Dataset records:
* Begin *

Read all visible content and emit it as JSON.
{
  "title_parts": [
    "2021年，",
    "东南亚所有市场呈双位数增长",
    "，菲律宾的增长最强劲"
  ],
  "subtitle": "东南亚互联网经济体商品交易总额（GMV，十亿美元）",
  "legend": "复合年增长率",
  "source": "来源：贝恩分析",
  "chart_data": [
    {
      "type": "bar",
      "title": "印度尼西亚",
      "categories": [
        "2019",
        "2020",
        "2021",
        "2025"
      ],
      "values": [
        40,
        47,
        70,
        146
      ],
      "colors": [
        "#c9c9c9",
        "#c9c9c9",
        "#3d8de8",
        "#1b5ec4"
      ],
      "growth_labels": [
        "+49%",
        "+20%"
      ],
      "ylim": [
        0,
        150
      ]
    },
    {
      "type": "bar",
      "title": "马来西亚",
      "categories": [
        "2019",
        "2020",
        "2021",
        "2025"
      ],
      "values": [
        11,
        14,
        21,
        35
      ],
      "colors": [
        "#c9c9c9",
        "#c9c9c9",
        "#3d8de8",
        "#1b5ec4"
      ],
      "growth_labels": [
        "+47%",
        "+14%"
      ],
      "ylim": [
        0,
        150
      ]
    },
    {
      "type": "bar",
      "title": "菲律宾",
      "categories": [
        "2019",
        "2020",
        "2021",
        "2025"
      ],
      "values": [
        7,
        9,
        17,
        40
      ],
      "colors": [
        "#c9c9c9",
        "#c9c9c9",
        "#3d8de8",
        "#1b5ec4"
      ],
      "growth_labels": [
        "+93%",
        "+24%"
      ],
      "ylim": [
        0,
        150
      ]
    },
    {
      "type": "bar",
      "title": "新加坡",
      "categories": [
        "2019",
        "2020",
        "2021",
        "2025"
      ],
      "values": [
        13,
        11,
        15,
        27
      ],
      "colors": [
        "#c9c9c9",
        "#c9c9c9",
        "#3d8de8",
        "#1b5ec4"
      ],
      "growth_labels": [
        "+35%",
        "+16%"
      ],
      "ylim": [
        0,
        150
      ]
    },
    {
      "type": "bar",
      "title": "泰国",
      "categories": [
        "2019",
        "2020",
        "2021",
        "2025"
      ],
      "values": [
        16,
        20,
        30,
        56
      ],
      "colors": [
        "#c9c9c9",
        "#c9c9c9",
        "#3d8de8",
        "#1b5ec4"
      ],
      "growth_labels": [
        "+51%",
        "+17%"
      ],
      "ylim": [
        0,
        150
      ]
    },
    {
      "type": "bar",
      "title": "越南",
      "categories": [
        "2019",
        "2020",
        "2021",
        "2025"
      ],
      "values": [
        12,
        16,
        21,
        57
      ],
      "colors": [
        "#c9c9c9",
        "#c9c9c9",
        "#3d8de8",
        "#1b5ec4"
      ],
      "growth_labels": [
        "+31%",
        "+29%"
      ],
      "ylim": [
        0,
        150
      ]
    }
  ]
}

* End *

Required work: Print the material once more, exactly.

Response to this exercise:
Read all visible content and emit it as JSON.
{
  "title_parts": [
    "2021年，",
    "东南亚所有市场呈双位数增长",
    "，菲律宾的增长最强劲"
  ],
  "subtitle": "东南亚互联网经济体商品交易总额（GMV，十亿美元）",
  "legend": "复合年增长率",
  "source": "来源：贝恩分析",
  "chart_data": [
    {
      "type": "bar",
      "title": "印度尼西亚",
      "categories": [
        "2019",
        "2020",
        "2021",
        "2025"
      ],
      "values": [
        40,
        47,
        70,
        146
      ],
      "colors": [
        "#c9c9c9",
        "#c9c9c9",
        "#3d8de8",
        "#1b5ec4"
      ],
      "growth_labels": [
        "+49%",
        "+20%"
      ],
      "ylim": [
        0,
        150
      ]
    },
    {
      "type": "bar",
      "title": "马来西亚",
      "categories": [
        "2019",
        "2020",
        "2021",
        "2025"
      ],
      "values": [
        11,
        14,
        21,
        35
      ],
      "colors": [
        "#c9c9c9",
        "#c9c9c9",
        "#3d8de8",
        "#1b5ec4"
      ],
      "growth_labels": [
        "+47%",
        "+14%"
      ],
      "ylim": [
        0,
        150
      ]
    },
    {
      "type": "bar",
      "title": "菲律宾",
      "categories": [
        "2019",
        "2020",
        "2021",
        "2025"
      ],
      "values": [
        7,
        9,
        17,
        40
      ],
      "colors": [
        "#c9c9c9",
        "#c9c9c9",
        "#3d8de8",
        "#1b5ec4"
      ],
      "growth_labels": [
        "+93%",
        "+24%"
      ],
      "ylim": [
        0,
        150
      ]
    },
    {
      "type": "bar",
      "title": "新加坡",
      "categories": [
        "2019",
        "2020",
        "2021",
        "2025"
      ],
      "values": [
        13,
        11,
        15,
        27
      ],
      "colors": [
        "#c9c9c9",
        "#c9c9c9",
        "#3d8de8",
        "#1b5ec4"
      ],
      "growth_labels": [
        "+35%",
        "+16%"
      ],
      "ylim": [
        0,
        150
      ]
    },
    {
      "type": "bar",
      "title": "泰国",
      "categories": [
        "2019",
        "2020",
        "2021",
        "2025"
      ],
      "values": [
        16,
        20,
        30,
        56
      ],
      "colors": [
        "#c9c9c9",
        "#c9c9c9",
        "#3d8de8",
        "#1b5ec4"
      ],
      "growth_labels": [
        "+51%",
        "+17%"
      ],
      "ylim": [
        0,
        150
      ]
    },
    {
      "type": "bar",
      "title": "越南",
      "categories": [
        "2019",
        "2020",
        "2021",
        "2025"
      ],
      "values": [
        12,
        16,
        21,
        57
      ],
      "colors": [
        "#c9c9c9",
        "#c9c9c9",
        "#3d8de8",
        "#1b5ec4"
      ],
      "growth_labels": [
        "+31%",
        "+29%"
      ],
      "ylim": [
        0,
        150
      ]
    }
  ]
}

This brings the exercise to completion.